:: To do ::
Print all of the entries exactly, minus the pictures.

:: Task input ::
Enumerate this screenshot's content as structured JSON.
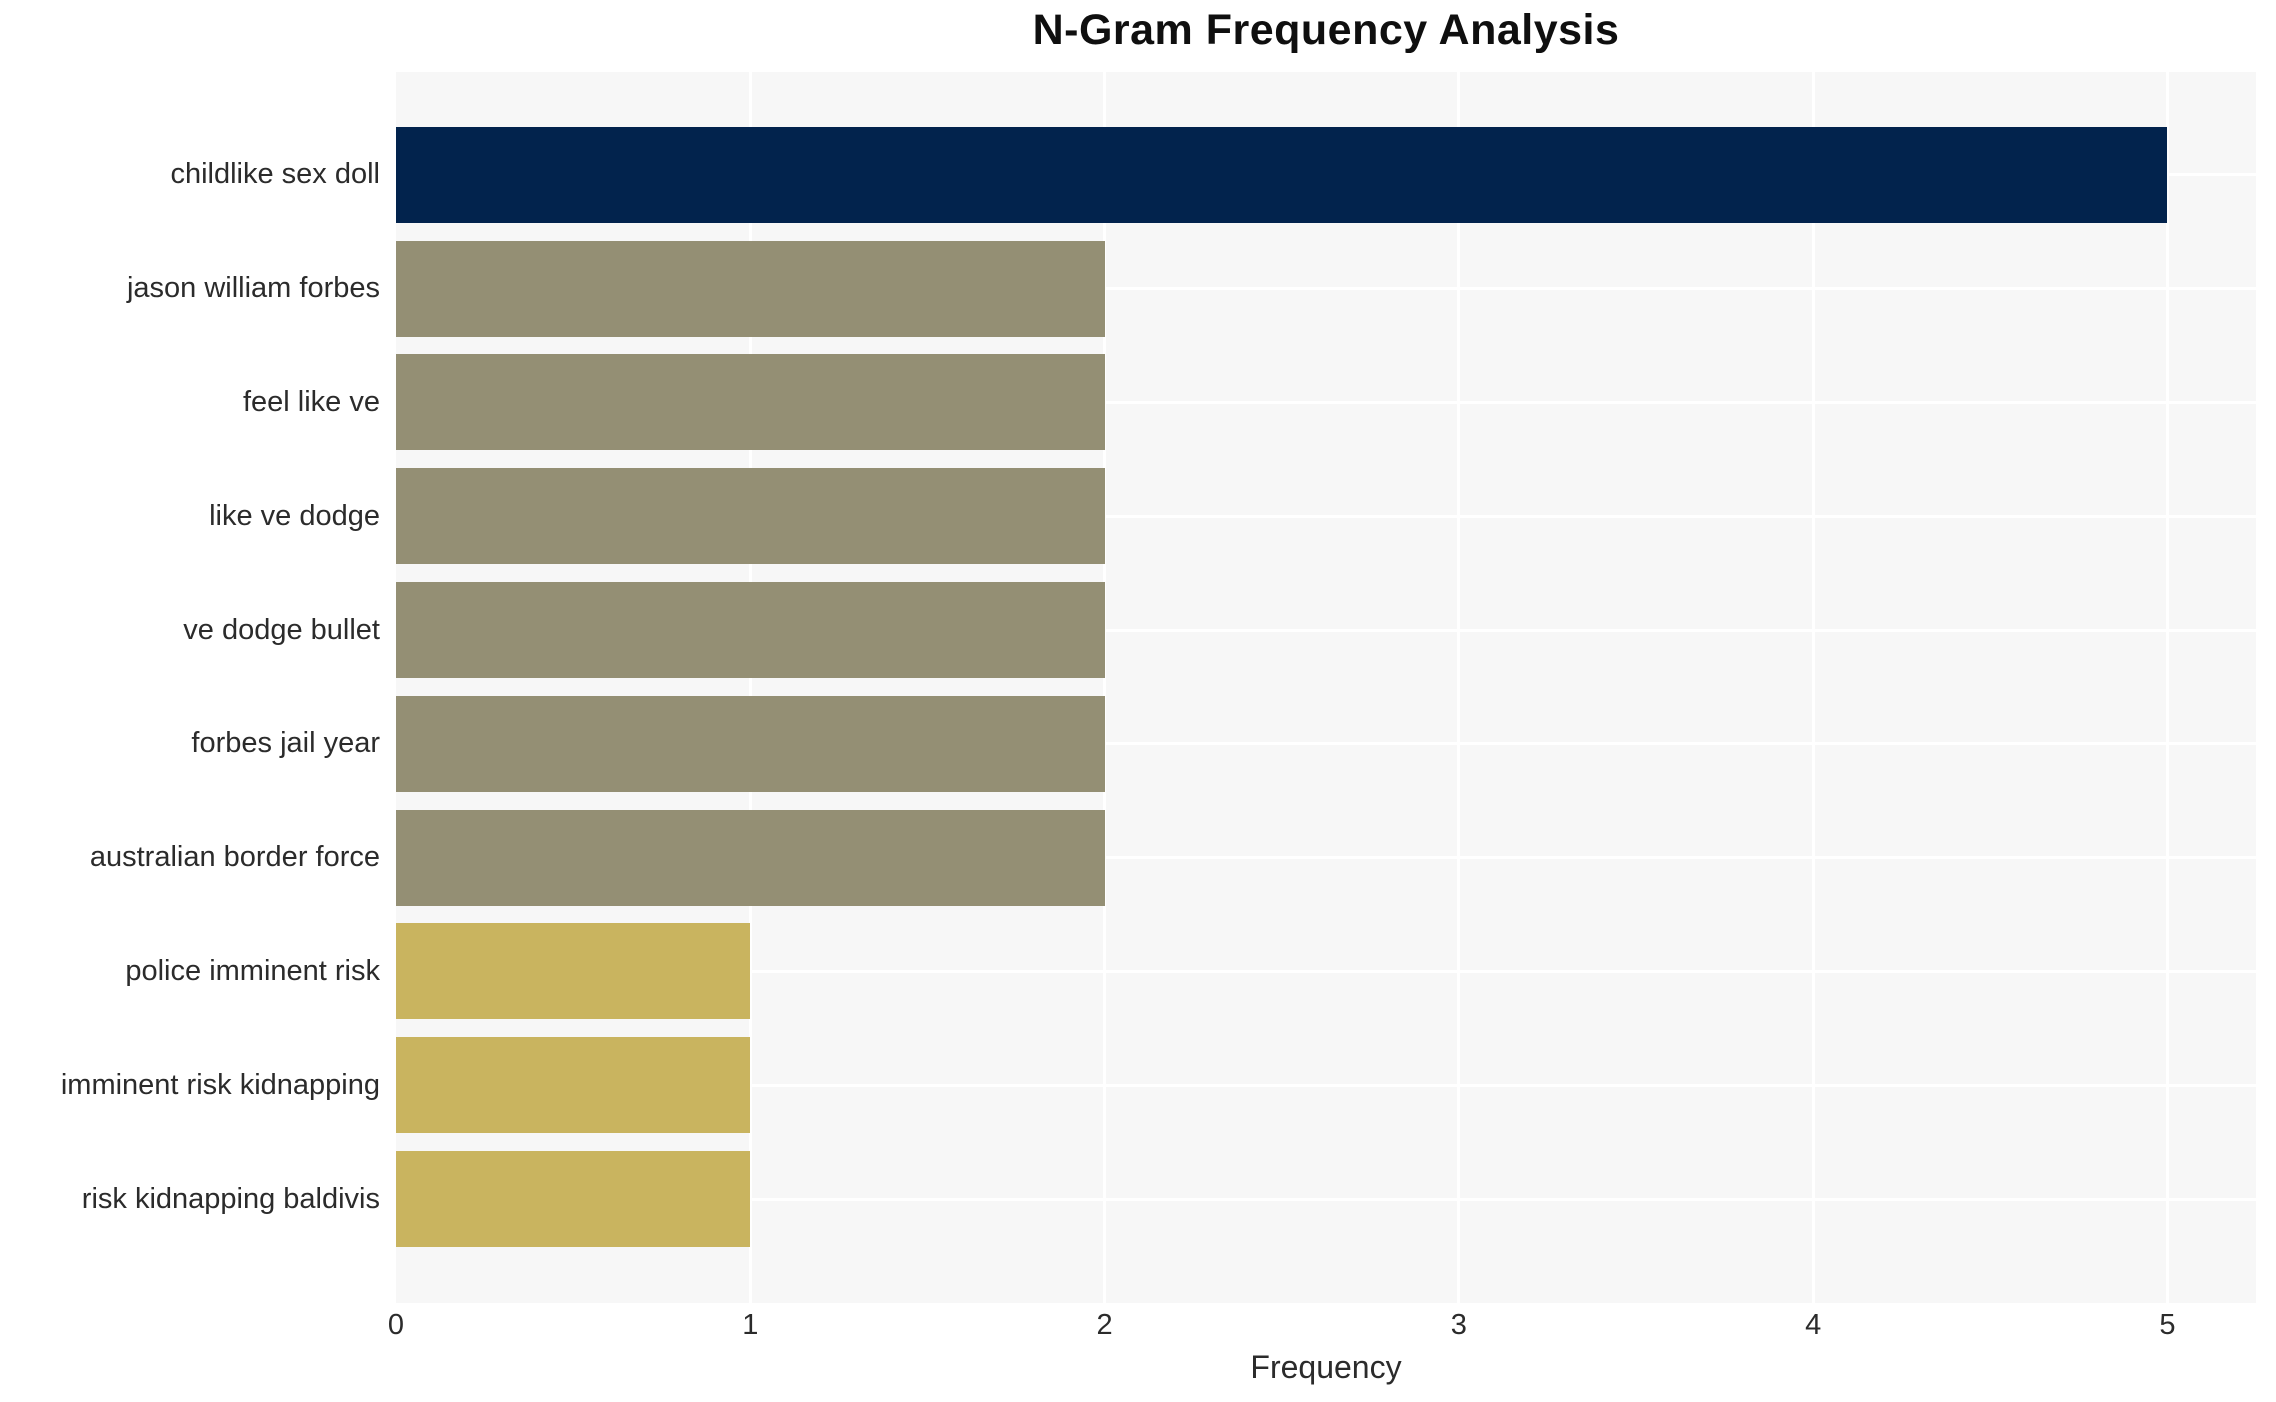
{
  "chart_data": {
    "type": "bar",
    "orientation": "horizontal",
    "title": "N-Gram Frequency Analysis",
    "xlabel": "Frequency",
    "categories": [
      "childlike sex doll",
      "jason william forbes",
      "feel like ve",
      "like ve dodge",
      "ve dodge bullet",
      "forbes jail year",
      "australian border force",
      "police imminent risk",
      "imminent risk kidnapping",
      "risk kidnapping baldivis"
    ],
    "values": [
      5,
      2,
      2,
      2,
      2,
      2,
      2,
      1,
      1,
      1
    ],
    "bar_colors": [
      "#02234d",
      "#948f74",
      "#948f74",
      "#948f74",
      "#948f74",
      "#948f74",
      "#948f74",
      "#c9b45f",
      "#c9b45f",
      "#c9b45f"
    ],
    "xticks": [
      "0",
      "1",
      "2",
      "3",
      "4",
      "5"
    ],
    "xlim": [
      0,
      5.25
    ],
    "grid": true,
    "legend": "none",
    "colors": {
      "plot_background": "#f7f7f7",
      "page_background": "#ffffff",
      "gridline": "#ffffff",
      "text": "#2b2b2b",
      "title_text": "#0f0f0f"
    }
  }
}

:: The reply ::
Enumerate this screenshot's content as structured JSON.
{
  "chart_data": {
    "type": "bar",
    "orientation": "horizontal",
    "title": "N-Gram Frequency Analysis",
    "xlabel": "Frequency",
    "categories": [
      "childlike sex doll",
      "jason william forbes",
      "feel like ve",
      "like ve dodge",
      "ve dodge bullet",
      "forbes jail year",
      "australian border force",
      "police imminent risk",
      "imminent risk kidnapping",
      "risk kidnapping baldivis"
    ],
    "values": [
      5,
      2,
      2,
      2,
      2,
      2,
      2,
      1,
      1,
      1
    ],
    "bar_colors": [
      "#02234d",
      "#948f74",
      "#948f74",
      "#948f74",
      "#948f74",
      "#948f74",
      "#948f74",
      "#c9b45f",
      "#c9b45f",
      "#c9b45f"
    ],
    "xticks": [
      "0",
      "1",
      "2",
      "3",
      "4",
      "5"
    ],
    "xlim": [
      0,
      5.25
    ],
    "grid": true,
    "legend": "none",
    "colors": {
      "plot_background": "#f7f7f7",
      "page_background": "#ffffff",
      "gridline": "#ffffff",
      "text": "#2b2b2b",
      "title_text": "#0f0f0f"
    }
  }
}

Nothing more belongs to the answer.